● **Problem**:
Filter the records below for the word "JSON". Copy each line that holds it.

● **Data entries**:
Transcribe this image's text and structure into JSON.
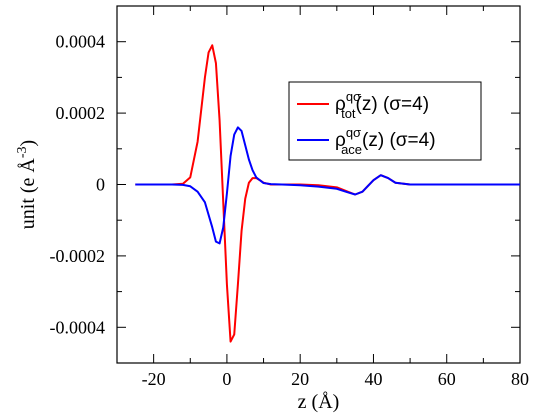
{
  "chart_data": {
    "type": "line",
    "xlabel": "z (Å)",
    "ylabel": "unit (e Å",
    "ylabel_exponent": "-3",
    "ylabel_close": ")",
    "xlim": [
      -30,
      80
    ],
    "ylim": [
      -0.0005,
      0.0005
    ],
    "x_ticks": [
      -20,
      0,
      20,
      40,
      60,
      80
    ],
    "x_tick_labels": [
      "-20",
      "0",
      "20",
      "40",
      "60",
      "80"
    ],
    "y_ticks": [
      -0.0004,
      -0.0002,
      0,
      0.0002,
      0.0004
    ],
    "y_tick_labels": [
      "-0.0004",
      "-0.0002",
      "0",
      "0.0002",
      "0.0004"
    ],
    "grid": false,
    "legend_position": "top-right",
    "series": [
      {
        "name_main": "ρ",
        "name_sup": "qσ",
        "name_sub": "tot",
        "name_rest": "(z) (σ=4)",
        "color": "#ff0000",
        "x": [
          -25,
          -20,
          -15,
          -12,
          -10,
          -8,
          -6,
          -5,
          -4,
          -3,
          -2,
          -1,
          0,
          1,
          2,
          3,
          4,
          5,
          6,
          7,
          8,
          9,
          10,
          12,
          15,
          20,
          25,
          30,
          33,
          35,
          37,
          40,
          42,
          44,
          46,
          50,
          55,
          60,
          70,
          80
        ],
        "y": [
          0,
          0,
          0,
          2e-06,
          2e-05,
          0.00012,
          0.0003,
          0.00037,
          0.00039,
          0.00034,
          0.00018,
          -5e-05,
          -0.00028,
          -0.00044,
          -0.00042,
          -0.00028,
          -0.00013,
          -4e-05,
          5e-06,
          1.8e-05,
          1.8e-05,
          1.2e-05,
          5e-06,
          0,
          0,
          0,
          -2e-06,
          -8e-06,
          -2e-05,
          -2.8e-05,
          -2e-05,
          1.2e-05,
          2.6e-05,
          1.8e-05,
          5e-06,
          0,
          0,
          0,
          0,
          0
        ]
      },
      {
        "name_main": "ρ",
        "name_sup": "qσ",
        "name_sub": "ace",
        "name_rest": "(z) (σ=4)",
        "color": "#0000ff",
        "x": [
          -25,
          -20,
          -15,
          -12,
          -10,
          -8,
          -6,
          -4,
          -3,
          -2,
          -1,
          0,
          1,
          2,
          3,
          4,
          5,
          6,
          7,
          8,
          10,
          12,
          15,
          20,
          25,
          30,
          33,
          35,
          37,
          40,
          42,
          44,
          46,
          50,
          55,
          60,
          70,
          80
        ],
        "y": [
          0,
          0,
          0,
          -1e-06,
          -5e-06,
          -2e-05,
          -5e-05,
          -0.00012,
          -0.00016,
          -0.000165,
          -0.00012,
          -2.5e-05,
          8e-05,
          0.00014,
          0.00016,
          0.00015,
          0.00011,
          7e-05,
          4e-05,
          2e-05,
          4e-06,
          1e-06,
          0,
          -2e-06,
          -6e-06,
          -1.2e-05,
          -2.2e-05,
          -2.8e-05,
          -2e-05,
          1.2e-05,
          2.6e-05,
          1.8e-05,
          5e-06,
          0,
          0,
          0,
          0,
          0
        ]
      }
    ]
  }
}
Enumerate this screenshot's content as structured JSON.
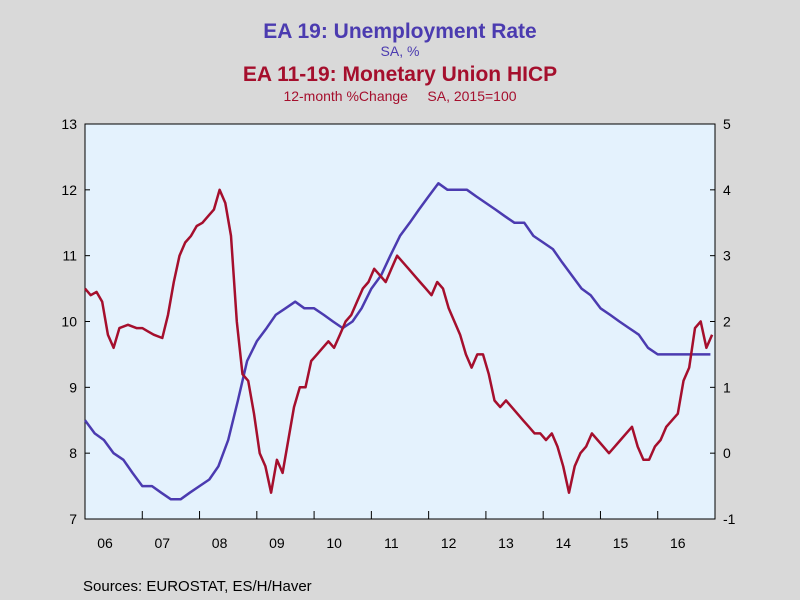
{
  "header": {
    "title1": "EA 19: Unemployment Rate",
    "subtitle1": "SA, %",
    "title2": "EA 11-19: Monetary Union HICP",
    "subtitle2": "12-month %Change     SA, 2015=100"
  },
  "footer": {
    "source": "Sources:  EUROSTAT, ES/H/Haver"
  },
  "colors": {
    "background": "#d9d9d9",
    "plot_background": "#e4f2fd",
    "unemployment": "#4b3bb0",
    "hicp": "#a50f2d"
  },
  "chart_data": {
    "type": "line",
    "x_labels": [
      "06",
      "07",
      "08",
      "09",
      "10",
      "11",
      "12",
      "13",
      "14",
      "15",
      "16"
    ],
    "left_axis": {
      "ylim": [
        7,
        13
      ],
      "ticks": [
        7,
        8,
        9,
        10,
        11,
        12,
        13
      ]
    },
    "right_axis": {
      "ylim": [
        -1,
        5
      ],
      "ticks": [
        -1,
        0,
        1,
        2,
        3,
        4,
        5
      ]
    },
    "grid": false,
    "legend": "none",
    "series": [
      {
        "name": "EA 19: Unemployment Rate",
        "axis": "left",
        "color": "#4b3bb0",
        "x": [
          2006.0,
          2006.17,
          2006.33,
          2006.5,
          2006.67,
          2006.83,
          2007.0,
          2007.17,
          2007.33,
          2007.5,
          2007.67,
          2007.83,
          2008.0,
          2008.17,
          2008.33,
          2008.5,
          2008.67,
          2008.83,
          2009.0,
          2009.17,
          2009.33,
          2009.5,
          2009.67,
          2009.83,
          2010.0,
          2010.17,
          2010.33,
          2010.5,
          2010.67,
          2010.83,
          2011.0,
          2011.17,
          2011.33,
          2011.5,
          2011.67,
          2011.83,
          2012.0,
          2012.17,
          2012.33,
          2012.5,
          2012.67,
          2012.83,
          2013.0,
          2013.17,
          2013.33,
          2013.5,
          2013.67,
          2013.83,
          2014.0,
          2014.17,
          2014.33,
          2014.5,
          2014.67,
          2014.83,
          2015.0,
          2015.17,
          2015.33,
          2015.5,
          2015.67,
          2015.83,
          2016.0,
          2016.17,
          2016.33,
          2016.5,
          2016.67,
          2016.83,
          2016.92
        ],
        "values": [
          8.5,
          8.3,
          8.2,
          8.0,
          7.9,
          7.7,
          7.5,
          7.5,
          7.4,
          7.3,
          7.3,
          7.4,
          7.5,
          7.6,
          7.8,
          8.2,
          8.8,
          9.4,
          9.7,
          9.9,
          10.1,
          10.2,
          10.3,
          10.2,
          10.2,
          10.1,
          10.0,
          9.9,
          10.0,
          10.2,
          10.5,
          10.7,
          11.0,
          11.3,
          11.5,
          11.7,
          11.9,
          12.1,
          12.0,
          12.0,
          12.0,
          11.9,
          11.8,
          11.7,
          11.6,
          11.5,
          11.5,
          11.3,
          11.2,
          11.1,
          10.9,
          10.7,
          10.5,
          10.4,
          10.2,
          10.1,
          10.0,
          9.9,
          9.8,
          9.6,
          9.5,
          9.5,
          9.5,
          9.5,
          9.5,
          9.5,
          9.5
        ]
      },
      {
        "name": "EA 11-19: Monetary Union HICP",
        "axis": "right",
        "color": "#a50f2d",
        "x": [
          2006.0,
          2006.1,
          2006.2,
          2006.3,
          2006.4,
          2006.5,
          2006.6,
          2006.75,
          2006.9,
          2007.0,
          2007.1,
          2007.2,
          2007.35,
          2007.45,
          2007.55,
          2007.65,
          2007.75,
          2007.85,
          2007.95,
          2008.05,
          2008.15,
          2008.25,
          2008.35,
          2008.45,
          2008.55,
          2008.65,
          2008.75,
          2008.85,
          2008.95,
          2009.05,
          2009.15,
          2009.25,
          2009.35,
          2009.45,
          2009.55,
          2009.65,
          2009.75,
          2009.85,
          2009.95,
          2010.05,
          2010.15,
          2010.25,
          2010.35,
          2010.45,
          2010.55,
          2010.65,
          2010.75,
          2010.85,
          2010.95,
          2011.05,
          2011.15,
          2011.25,
          2011.35,
          2011.45,
          2011.55,
          2011.65,
          2011.75,
          2011.85,
          2011.95,
          2012.05,
          2012.15,
          2012.25,
          2012.35,
          2012.45,
          2012.55,
          2012.65,
          2012.75,
          2012.85,
          2012.95,
          2013.05,
          2013.15,
          2013.25,
          2013.35,
          2013.45,
          2013.55,
          2013.65,
          2013.75,
          2013.85,
          2013.95,
          2014.05,
          2014.15,
          2014.25,
          2014.35,
          2014.45,
          2014.55,
          2014.65,
          2014.75,
          2014.85,
          2014.95,
          2015.05,
          2015.15,
          2015.25,
          2015.35,
          2015.45,
          2015.55,
          2015.65,
          2015.75,
          2015.85,
          2015.95,
          2016.05,
          2016.15,
          2016.25,
          2016.35,
          2016.45,
          2016.55,
          2016.65,
          2016.75,
          2016.85,
          2016.95
        ],
        "values": [
          2.5,
          2.4,
          2.45,
          2.3,
          1.8,
          1.6,
          1.9,
          1.95,
          1.9,
          1.9,
          1.85,
          1.8,
          1.75,
          2.1,
          2.6,
          3.0,
          3.2,
          3.3,
          3.45,
          3.5,
          3.6,
          3.7,
          4.0,
          3.8,
          3.3,
          2.0,
          1.2,
          1.1,
          0.6,
          0.0,
          -0.2,
          -0.6,
          -0.1,
          -0.3,
          0.2,
          0.7,
          1.0,
          1.0,
          1.4,
          1.5,
          1.6,
          1.7,
          1.6,
          1.8,
          2.0,
          2.1,
          2.3,
          2.5,
          2.6,
          2.8,
          2.7,
          2.6,
          2.8,
          3.0,
          2.9,
          2.8,
          2.7,
          2.6,
          2.5,
          2.4,
          2.6,
          2.5,
          2.2,
          2.0,
          1.8,
          1.5,
          1.3,
          1.5,
          1.5,
          1.2,
          0.8,
          0.7,
          0.8,
          0.7,
          0.6,
          0.5,
          0.4,
          0.3,
          0.3,
          0.2,
          0.3,
          0.1,
          -0.2,
          -0.6,
          -0.2,
          0.0,
          0.1,
          0.3,
          0.2,
          0.1,
          0.0,
          0.1,
          0.2,
          0.3,
          0.4,
          0.1,
          -0.1,
          -0.1,
          0.1,
          0.2,
          0.4,
          0.5,
          0.6,
          1.1,
          1.3,
          1.9,
          2.0,
          1.6,
          1.8
        ]
      }
    ]
  }
}
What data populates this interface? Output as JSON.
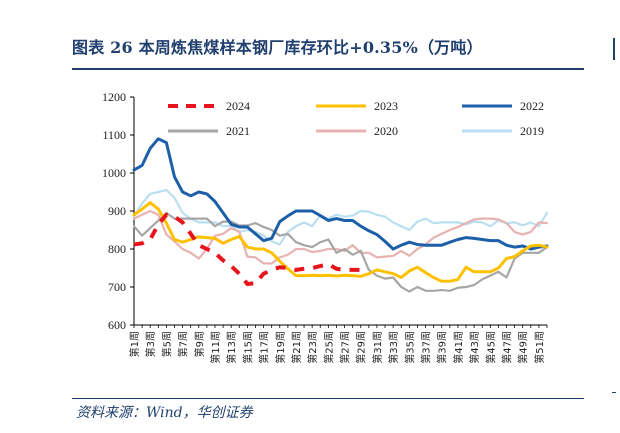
{
  "title": "图表 26  本周炼焦煤样本钢厂库存环比+0.35%（万吨）",
  "source": "资料来源：Wind，华创证券",
  "chart_data": {
    "type": "line",
    "title": "",
    "xlabel": "",
    "ylabel": "",
    "ylim": [
      600,
      1200
    ],
    "yticks": [
      600,
      700,
      800,
      900,
      1000,
      1100,
      1200
    ],
    "grid": false,
    "legend_position": "top",
    "x": [
      "第1周",
      "第2周",
      "第3周",
      "第4周",
      "第5周",
      "第6周",
      "第7周",
      "第8周",
      "第9周",
      "第10周",
      "第11周",
      "第12周",
      "第13周",
      "第14周",
      "第15周",
      "第16周",
      "第17周",
      "第18周",
      "第19周",
      "第20周",
      "第21周",
      "第22周",
      "第23周",
      "第24周",
      "第25周",
      "第26周",
      "第27周",
      "第28周",
      "第29周",
      "第30周",
      "第31周",
      "第32周",
      "第33周",
      "第34周",
      "第35周",
      "第36周",
      "第37周",
      "第38周",
      "第39周",
      "第40周",
      "第41周",
      "第42周",
      "第43周",
      "第44周",
      "第45周",
      "第46周",
      "第47周",
      "第48周",
      "第49周",
      "第50周",
      "第51周",
      "第52周"
    ],
    "x_tick_labels": [
      "第1周",
      "第3周",
      "第5周",
      "第7周",
      "第9周",
      "第11周",
      "第13周",
      "第15周",
      "第17周",
      "第19周",
      "第21周",
      "第23周",
      "第25周",
      "第27周",
      "第29周",
      "第31周",
      "第33周",
      "第35周",
      "第37周",
      "第39周",
      "第41周",
      "第43周",
      "第45周",
      "第47周",
      "第49周",
      "第51周"
    ],
    "series": [
      {
        "name": "2024",
        "color": "#e8141c",
        "dash": "dashed",
        "values": [
          812,
          815,
          825,
          865,
          890,
          885,
          870,
          840,
          810,
          800,
          790,
          770,
          755,
          735,
          708,
          710,
          735,
          745,
          752,
          750,
          745,
          748,
          750,
          755,
          760,
          748,
          745,
          745,
          745,
          null,
          null,
          null,
          null,
          null,
          null,
          null,
          null,
          null,
          null,
          null,
          null,
          null,
          null,
          null,
          null,
          null,
          null,
          null,
          null,
          null,
          null,
          null
        ]
      },
      {
        "name": "2023",
        "color": "#ffc000",
        "dash": "solid",
        "values": [
          890,
          905,
          922,
          905,
          868,
          825,
          818,
          825,
          832,
          830,
          828,
          815,
          825,
          833,
          805,
          800,
          800,
          790,
          768,
          748,
          730,
          730,
          731,
          730,
          731,
          729,
          731,
          730,
          728,
          735,
          745,
          740,
          735,
          725,
          742,
          752,
          738,
          725,
          715,
          715,
          720,
          752,
          740,
          740,
          740,
          750,
          775,
          780,
          795,
          808,
          810,
          805
        ]
      },
      {
        "name": "2022",
        "color": "#1c5fa8",
        "dash": "solid",
        "values": [
          1008,
          1020,
          1065,
          1090,
          1080,
          990,
          950,
          940,
          950,
          945,
          925,
          895,
          865,
          858,
          858,
          840,
          822,
          828,
          872,
          887,
          900,
          900,
          900,
          888,
          875,
          880,
          875,
          875,
          860,
          848,
          838,
          820,
          800,
          810,
          818,
          812,
          810,
          810,
          810,
          818,
          825,
          830,
          828,
          825,
          822,
          822,
          810,
          805,
          808,
          800,
          805,
          808
        ]
      },
      {
        "name": "2021",
        "color": "#a6a6a6",
        "dash": "solid",
        "values": [
          860,
          835,
          855,
          875,
          895,
          880,
          880,
          880,
          880,
          880,
          860,
          872,
          872,
          862,
          862,
          868,
          858,
          850,
          835,
          840,
          818,
          810,
          805,
          818,
          825,
          790,
          800,
          785,
          795,
          745,
          730,
          722,
          725,
          700,
          688,
          700,
          690,
          690,
          692,
          690,
          698,
          700,
          705,
          720,
          730,
          740,
          725,
          775,
          790,
          790,
          790,
          805
        ]
      },
      {
        "name": "2020",
        "color": "#e8b2b2",
        "dash": "solid",
        "values": [
          880,
          890,
          900,
          890,
          838,
          820,
          800,
          790,
          775,
          800,
          835,
          840,
          855,
          845,
          780,
          778,
          762,
          762,
          778,
          785,
          800,
          800,
          792,
          795,
          800,
          800,
          795,
          810,
          790,
          790,
          778,
          780,
          782,
          795,
          782,
          800,
          812,
          830,
          840,
          850,
          858,
          868,
          878,
          880,
          880,
          878,
          868,
          845,
          838,
          845,
          870,
          868
        ]
      },
      {
        "name": "2019",
        "color": "#b9dff0",
        "dash": "solid",
        "values": [
          885,
          920,
          945,
          950,
          955,
          935,
          895,
          880,
          870,
          870,
          870,
          860,
          860,
          845,
          850,
          845,
          835,
          820,
          812,
          845,
          860,
          870,
          860,
          888,
          880,
          890,
          885,
          888,
          900,
          898,
          890,
          885,
          870,
          860,
          850,
          872,
          880,
          868,
          870,
          870,
          870,
          865,
          872,
          870,
          860,
          875,
          868,
          870,
          862,
          870,
          860,
          895
        ]
      }
    ]
  }
}
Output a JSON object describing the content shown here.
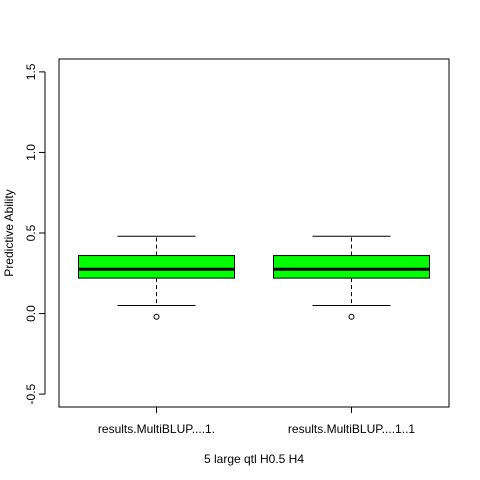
{
  "chart_data": {
    "type": "boxplot",
    "title": "",
    "xlabel": "5 large qtl H0.5 H4",
    "ylabel": "Predictive Ability",
    "ylim": [
      -0.58,
      1.58
    ],
    "y_ticks": [
      -0.5,
      0.0,
      0.5,
      1.0,
      1.5
    ],
    "y_tick_labels": [
      "-0.5",
      "0.0",
      "0.5",
      "1.0",
      "1.5"
    ],
    "categories": [
      "results.MultiBLUP....1.",
      "results.MultiBLUP....1..1"
    ],
    "boxes": [
      {
        "name": "results.MultiBLUP....1.",
        "whisker_low": 0.05,
        "q1": 0.22,
        "median": 0.275,
        "q3": 0.36,
        "whisker_high": 0.48,
        "outliers": [
          -0.02
        ]
      },
      {
        "name": "results.MultiBLUP....1..1",
        "whisker_low": 0.05,
        "q1": 0.22,
        "median": 0.275,
        "q3": 0.36,
        "whisker_high": 0.48,
        "outliers": [
          -0.02
        ]
      }
    ],
    "box_color": "#00FF00",
    "grid": false,
    "legend": "none"
  }
}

● **Solved problem**:
Transcribe this image's text and structure into JSON.
Enumerate this screenshot's content as structured JSON.
What data populates this interface? Output as JSON.
Output a JSON object describing the content shown here.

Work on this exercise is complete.